**Problem details**
Locate "OCR this image." in the data below, then output the line it is on and all following lines through the last, word for word. Skip any pictures.

**Provided data**
****************
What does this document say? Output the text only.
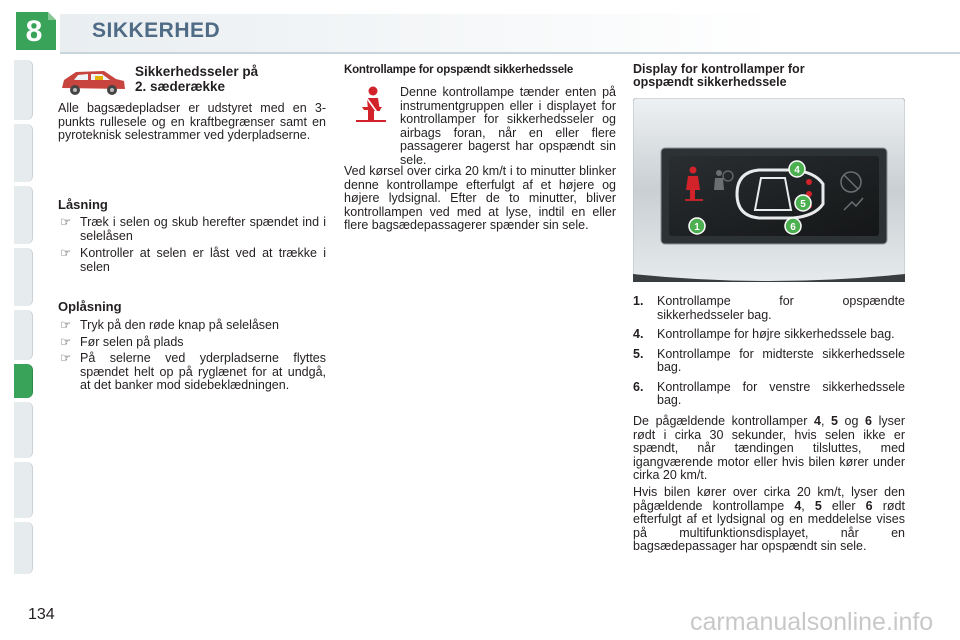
8 SIKKERHED
Sikkerhedsseler på
2. sæderække
Alle bagsædepladser er udstyret med en 3-punkts rullesele og en kraftbegrænser samt en pyroteknisk selestrammer ved yderpladserne.
Låsning
☞ Træk i selen og skub herefter spændet ind i selelåsen
☞ Kontroller at selen er låst ved at trække i selen
Oplåsning
☞ Tryk på den røde knap på selelåsen
☞ Før selen på plads
☞ På selerne ved yderpladserne flyttes spændet helt op på ryglænet for at undgå, at det banker mod sidebeklædningen.
Kontrollampe for opspændt sikkerhedsselе
Denne kontrollampe tænder enten på instrumentgruppen eller i displayet for kontrollamper for sikkerhedsseler og airbags foran, når en eller flere passagerer bagerst har opspændt sin sele.
Ved kørsel over cirka 20 km/t i to minutter blinker denne kontrollampe efterfulgt af et højere og højere lydsignal. Efter de to minutter, bliver kontrollampen ved med at lyse, indtil en eller flere bagsædepassagerer spænder sin sele.
Display for kontrollamper for
opspændt sikkerhedsselе
4
5
1	6
1. Kontrollampe for opspændte sikkerhedsseler bag.
4. Kontrollampe for højre sikkerhedssele bag.
5. Kontrollampe for midterste sikkerhedssele bag.
6. Kontrollampe for venstre sikkerhedssele bag.
De pågældende kontrollamper 4, 5 og 6 lyser rødt i cirka 30 sekunder, hvis selen ikke er spændt, når tændingen tilsluttes, med igangværende motor eller hvis bilen kører under cirka 20 km/t.
Hvis bilen kører over cirka 20 km/t, lyser den pågældende kontrollampe 4, 5 eller 6 rødt efterfulgt af et lydsignal og en meddelelse vises på multifunktionsdisplayet, når en bagsædepassager har opspændt sin sele.
134	carmanualsonline.info
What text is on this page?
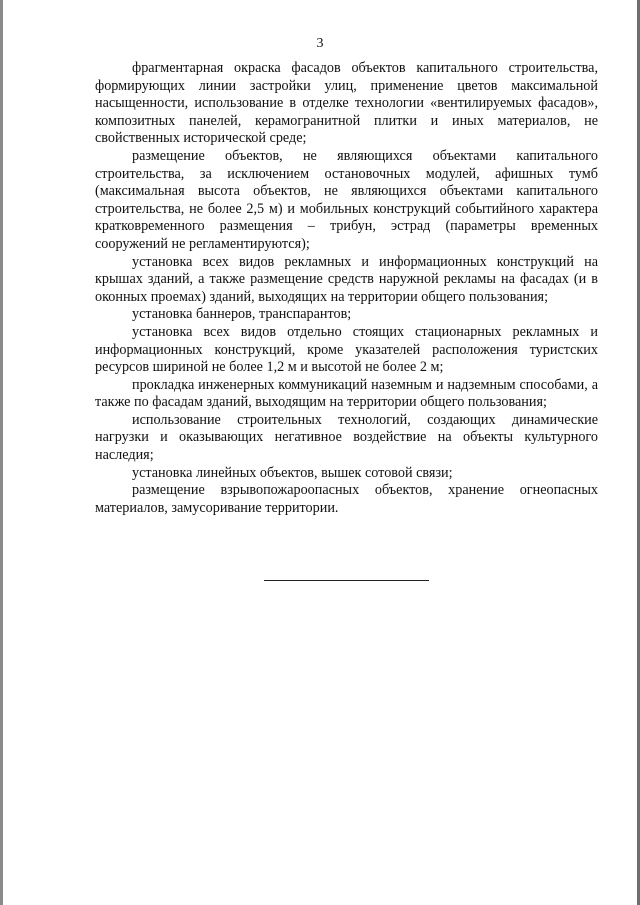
3

фрагментарная окраска фасадов объектов капитального строительства, формирующих линии застройки улиц, применение цветов максимальной насыщенности, использование в отделке технологии «вентилируемых фасадов», композитных панелей, керамогранитной плитки и иных материалов, не свойственных исторической среде;

размещение объектов, не являющихся объектами капитального строительства, за исключением остановочных модулей, афишных тумб (максимальная высота объектов, не являющихся объектами капитального строительства, не более 2,5 м) и мобильных конструкций событийного характера кратковременного размещения – трибун, эстрад (параметры временных сооружений не регламентируются);

установка всех видов рекламных и информационных конструкций на крышах зданий, а также размещение средств наружной рекламы на фасадах (и в оконных проемах) зданий, выходящих на территории общего пользования;

установка баннеров, транспарантов;

установка всех видов отдельно стоящих стационарных рекламных и информационных конструкций, кроме указателей расположения туристских ресурсов шириной не более 1,2 м и высотой не более 2 м;

прокладка инженерных коммуникаций наземным и надземным способами, а также по фасадам зданий, выходящим на территории общего пользования;

использование строительных технологий, создающих динамические нагрузки и оказывающих негативное воздействие на объекты культурного наследия;

установка линейных объектов, вышек сотовой связи;

размещение взрывопожароопасных объектов, хранение огнеопасных материалов, замусоривание территории.
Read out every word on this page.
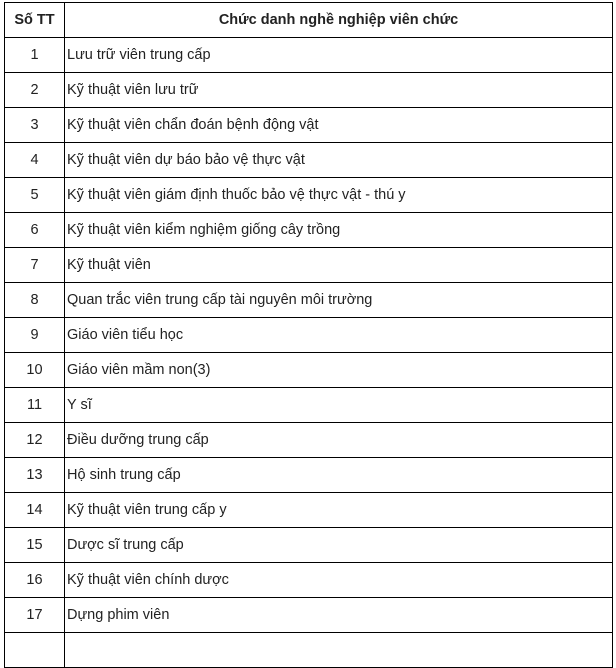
Số TT	Chức danh nghề nghiệp viên chức
1	Lưu trữ viên trung cấp
2	Kỹ thuật viên lưu trữ
3	Kỹ thuật viên chẩn đoán bệnh động vật
4	Kỹ thuật viên dự báo bảo vệ thực vật
5	Kỹ thuật viên giám định thuốc bảo vệ thực vật - thú y
6	Kỹ thuật viên kiểm nghiệm giống cây trồng
7	Kỹ thuật viên
8	Quan trắc viên trung cấp tài nguyên môi trường
9	Giáo viên tiểu học
10	Giáo viên mầm non(3)
11	Y sĩ
12	Điều dưỡng trung cấp
13	Hộ sinh trung cấp
14	Kỹ thuật viên trung cấp y
15	Dược sĩ trung cấp
16	Kỹ thuật viên chính dược
17	Dựng phim viên
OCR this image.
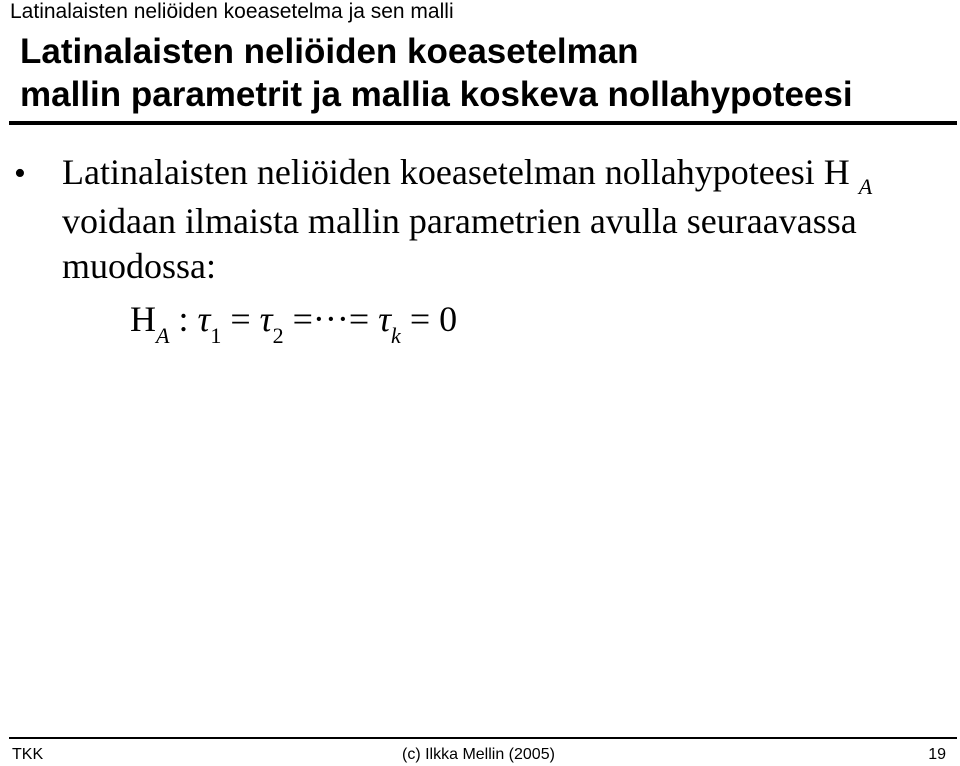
Latinalaisten neliöiden koeasetelma ja sen malli
Latinalaisten neliöiden koeasetelman
mallin parametrit ja mallia koskeva nollahypoteesi
• Latinalaisten neliöiden koeasetelman nollahypoteesi H $_A$
voidaan ilmaista mallin parametrien avulla seuraavassa
muodossa:
$H_A$ : $\tau_1 = \tau_2$ =···= $\tau_k = 0$
TKK	(c) Ilkka Mellin (2005)	19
****************
**Solution**
OCR this image.
Latinalaisten neliöiden koeasetelma ja sen malli
Latinalaisten neliöiden koeasetelman
mallin parametrit ja mallia koskeva nollahypoteesi
• Latinalaisten neliöiden koeasetelman nollahypoteesi H $_A$
voidaan ilmaista mallin parametrien avulla seuraavassa
muodossa:
$H_A$ : $\tau_1 = \tau_2$ =···= $\tau_k = 0$
TKK	(c) Ilkka Mellin (2005)	19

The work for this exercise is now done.